**PROBLEM REQUIREMENTS**: According to the WordsEye report, why was the tool created? Answer in one to three sentences.

**TEXT EXTRACT**:
About | Project Members | Research Assistants | Contact | Posting FAQ | Credits

WordsEye: An Automatic Text-to-Scene Conversion System

Research Report by Nicole Starosielski
(created 3/13/07; version 1.0)
[Status: Draft]

Related Categories: Text and Multimedia | Alternative Interfaces | Text visualization


WordsEye is a text-to-scene conversion tool that allows users to construct a computer modeled scene through the use of simple text. Users describe an environment, objects, actions and images, and WordsEye parses and conducts a syntactic and semantic analysis of these written statements. The program assigns depictors for each semantic element and its characteristics and then assembles a three-dimensional scene that approximates the user’s written description. This scene can then be modified and rendered as a static two-dimensional image.

The motivation behind the creation of WordsEye is reducing the large investment of time required by most graphics programs to create a three-dimensional scene. WordsEye is easy to learn and use and operates through the medium of simple text. Its creators argue that it “should be possible to describe 3D scenes directly through language, without going through the bottleneck of menu-based interfaces” [1]. Like the creation of CaveWriting 2006, the development of WordsEye is driven by the desire to make 3D artistic creation on a computer more accessible and more transparent to the average user.

While using text in the creation of graphics is not new, WordsEye is the first program that offers users a blank slate on which the user can generate a picture through words. It accepts a wide range of input, including spatial relationships, textures, orientations and sizes of objects, actions performed by these objects, as well as light sources.

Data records

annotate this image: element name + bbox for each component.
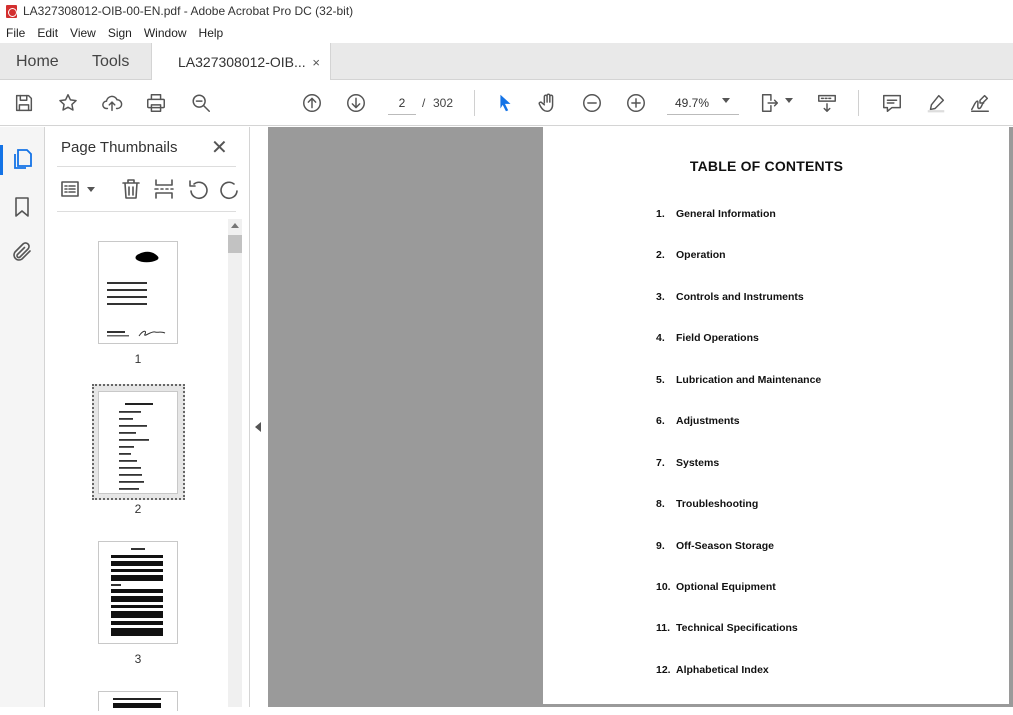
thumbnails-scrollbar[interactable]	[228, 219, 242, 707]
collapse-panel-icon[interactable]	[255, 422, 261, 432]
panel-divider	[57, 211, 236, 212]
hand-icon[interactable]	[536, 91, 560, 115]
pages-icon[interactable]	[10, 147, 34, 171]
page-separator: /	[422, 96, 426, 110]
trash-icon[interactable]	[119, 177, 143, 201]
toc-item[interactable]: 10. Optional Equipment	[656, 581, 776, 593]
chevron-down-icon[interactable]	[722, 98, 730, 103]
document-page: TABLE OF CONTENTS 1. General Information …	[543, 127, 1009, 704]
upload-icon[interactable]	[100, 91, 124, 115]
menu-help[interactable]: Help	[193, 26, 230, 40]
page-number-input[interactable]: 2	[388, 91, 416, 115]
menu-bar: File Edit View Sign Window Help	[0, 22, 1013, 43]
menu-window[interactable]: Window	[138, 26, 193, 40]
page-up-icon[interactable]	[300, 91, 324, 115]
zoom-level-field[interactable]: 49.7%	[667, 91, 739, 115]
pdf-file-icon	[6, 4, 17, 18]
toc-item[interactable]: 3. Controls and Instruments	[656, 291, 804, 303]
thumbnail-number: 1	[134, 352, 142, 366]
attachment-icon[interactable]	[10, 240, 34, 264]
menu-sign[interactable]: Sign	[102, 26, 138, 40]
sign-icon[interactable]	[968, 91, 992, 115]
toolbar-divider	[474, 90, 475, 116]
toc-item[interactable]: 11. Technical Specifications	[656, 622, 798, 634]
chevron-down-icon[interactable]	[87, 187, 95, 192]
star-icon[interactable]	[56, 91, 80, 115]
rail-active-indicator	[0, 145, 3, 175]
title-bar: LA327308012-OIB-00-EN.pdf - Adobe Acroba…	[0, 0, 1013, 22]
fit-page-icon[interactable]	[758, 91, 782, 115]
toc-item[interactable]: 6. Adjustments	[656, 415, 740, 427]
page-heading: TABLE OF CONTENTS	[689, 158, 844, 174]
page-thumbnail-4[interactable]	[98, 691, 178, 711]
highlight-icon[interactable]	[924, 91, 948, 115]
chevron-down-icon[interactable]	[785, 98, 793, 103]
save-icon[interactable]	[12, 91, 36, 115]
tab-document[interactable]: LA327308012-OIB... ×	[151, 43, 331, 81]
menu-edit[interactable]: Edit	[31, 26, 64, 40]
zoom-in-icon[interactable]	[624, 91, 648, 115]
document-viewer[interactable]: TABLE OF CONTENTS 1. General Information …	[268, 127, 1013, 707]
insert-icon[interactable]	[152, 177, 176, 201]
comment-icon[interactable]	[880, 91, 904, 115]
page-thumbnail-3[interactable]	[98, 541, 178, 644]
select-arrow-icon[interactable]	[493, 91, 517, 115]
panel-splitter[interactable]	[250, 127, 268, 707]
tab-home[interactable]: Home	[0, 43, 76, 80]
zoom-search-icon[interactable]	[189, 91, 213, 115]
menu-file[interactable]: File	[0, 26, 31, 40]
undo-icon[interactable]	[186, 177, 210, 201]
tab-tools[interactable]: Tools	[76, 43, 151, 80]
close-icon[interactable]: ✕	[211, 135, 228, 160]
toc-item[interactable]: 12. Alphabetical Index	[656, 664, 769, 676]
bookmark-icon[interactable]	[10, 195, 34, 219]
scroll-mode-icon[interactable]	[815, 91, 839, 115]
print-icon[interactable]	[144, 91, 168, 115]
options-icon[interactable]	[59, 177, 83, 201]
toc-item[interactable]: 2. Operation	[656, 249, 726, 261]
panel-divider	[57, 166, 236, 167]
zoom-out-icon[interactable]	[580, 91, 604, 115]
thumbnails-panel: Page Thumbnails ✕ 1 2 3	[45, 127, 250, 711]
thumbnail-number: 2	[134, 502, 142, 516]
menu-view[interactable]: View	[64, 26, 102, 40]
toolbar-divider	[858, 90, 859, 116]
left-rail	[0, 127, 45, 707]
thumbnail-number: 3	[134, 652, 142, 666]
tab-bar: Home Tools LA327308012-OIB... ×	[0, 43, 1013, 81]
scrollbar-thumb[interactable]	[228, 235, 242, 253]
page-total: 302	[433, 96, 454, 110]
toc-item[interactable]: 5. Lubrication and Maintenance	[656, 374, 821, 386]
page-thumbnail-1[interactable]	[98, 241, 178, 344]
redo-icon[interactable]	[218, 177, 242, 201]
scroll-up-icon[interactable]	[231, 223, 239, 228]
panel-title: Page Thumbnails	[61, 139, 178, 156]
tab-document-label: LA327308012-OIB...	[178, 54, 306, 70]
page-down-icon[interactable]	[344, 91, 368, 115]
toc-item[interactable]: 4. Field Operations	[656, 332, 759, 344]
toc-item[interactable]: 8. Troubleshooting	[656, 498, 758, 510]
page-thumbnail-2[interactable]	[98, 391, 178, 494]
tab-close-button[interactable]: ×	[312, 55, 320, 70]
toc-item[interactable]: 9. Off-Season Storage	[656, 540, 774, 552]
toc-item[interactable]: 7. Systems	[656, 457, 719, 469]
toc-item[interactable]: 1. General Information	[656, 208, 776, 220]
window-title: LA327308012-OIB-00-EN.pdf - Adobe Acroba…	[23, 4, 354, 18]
==
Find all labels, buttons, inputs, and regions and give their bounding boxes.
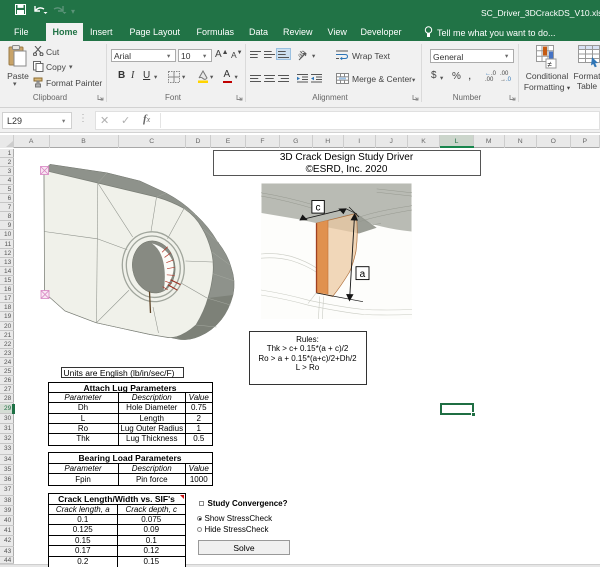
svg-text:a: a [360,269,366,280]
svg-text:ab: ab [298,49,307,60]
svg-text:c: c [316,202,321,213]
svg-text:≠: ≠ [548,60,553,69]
--
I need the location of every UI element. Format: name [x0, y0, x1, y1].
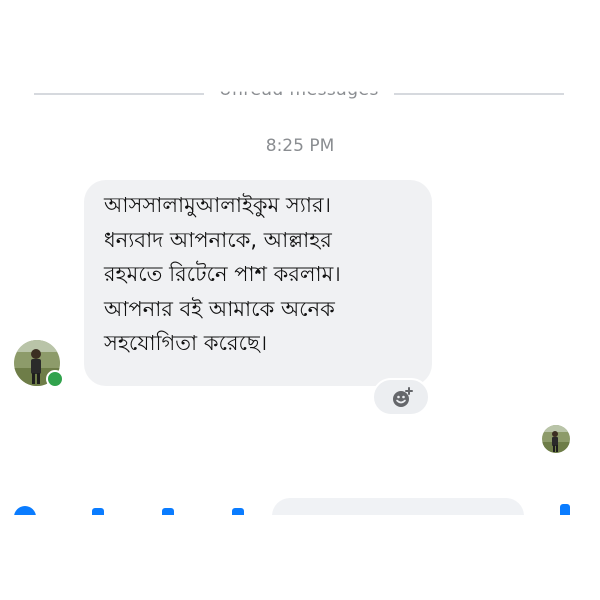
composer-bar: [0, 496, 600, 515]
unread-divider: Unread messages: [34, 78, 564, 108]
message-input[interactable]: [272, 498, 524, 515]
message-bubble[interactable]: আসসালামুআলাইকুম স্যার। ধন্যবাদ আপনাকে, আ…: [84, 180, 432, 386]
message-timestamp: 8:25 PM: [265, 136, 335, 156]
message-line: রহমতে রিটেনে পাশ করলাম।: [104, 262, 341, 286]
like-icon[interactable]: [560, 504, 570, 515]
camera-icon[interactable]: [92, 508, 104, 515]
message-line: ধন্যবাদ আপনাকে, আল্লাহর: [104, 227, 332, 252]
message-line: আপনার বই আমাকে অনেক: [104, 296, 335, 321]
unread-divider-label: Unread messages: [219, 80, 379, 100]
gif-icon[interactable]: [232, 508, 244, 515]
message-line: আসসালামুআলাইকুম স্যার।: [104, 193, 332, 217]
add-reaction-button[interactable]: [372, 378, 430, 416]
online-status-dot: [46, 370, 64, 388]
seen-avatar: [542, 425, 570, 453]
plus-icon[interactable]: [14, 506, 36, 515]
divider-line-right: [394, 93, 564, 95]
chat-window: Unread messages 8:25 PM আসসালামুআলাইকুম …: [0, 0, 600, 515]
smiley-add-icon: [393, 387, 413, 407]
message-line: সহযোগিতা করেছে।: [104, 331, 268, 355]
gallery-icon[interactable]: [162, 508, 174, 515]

**RESULT**: WordsEye was created to reduce the large investment of time that most graphics programs require to build a three-dimensional scene. Its creators argue that 3D scenes should be describable directly through language, without the bottleneck of menu-based interfaces. The aim is to make 3D artistic creation on a computer more accessible and more transparent to the average user.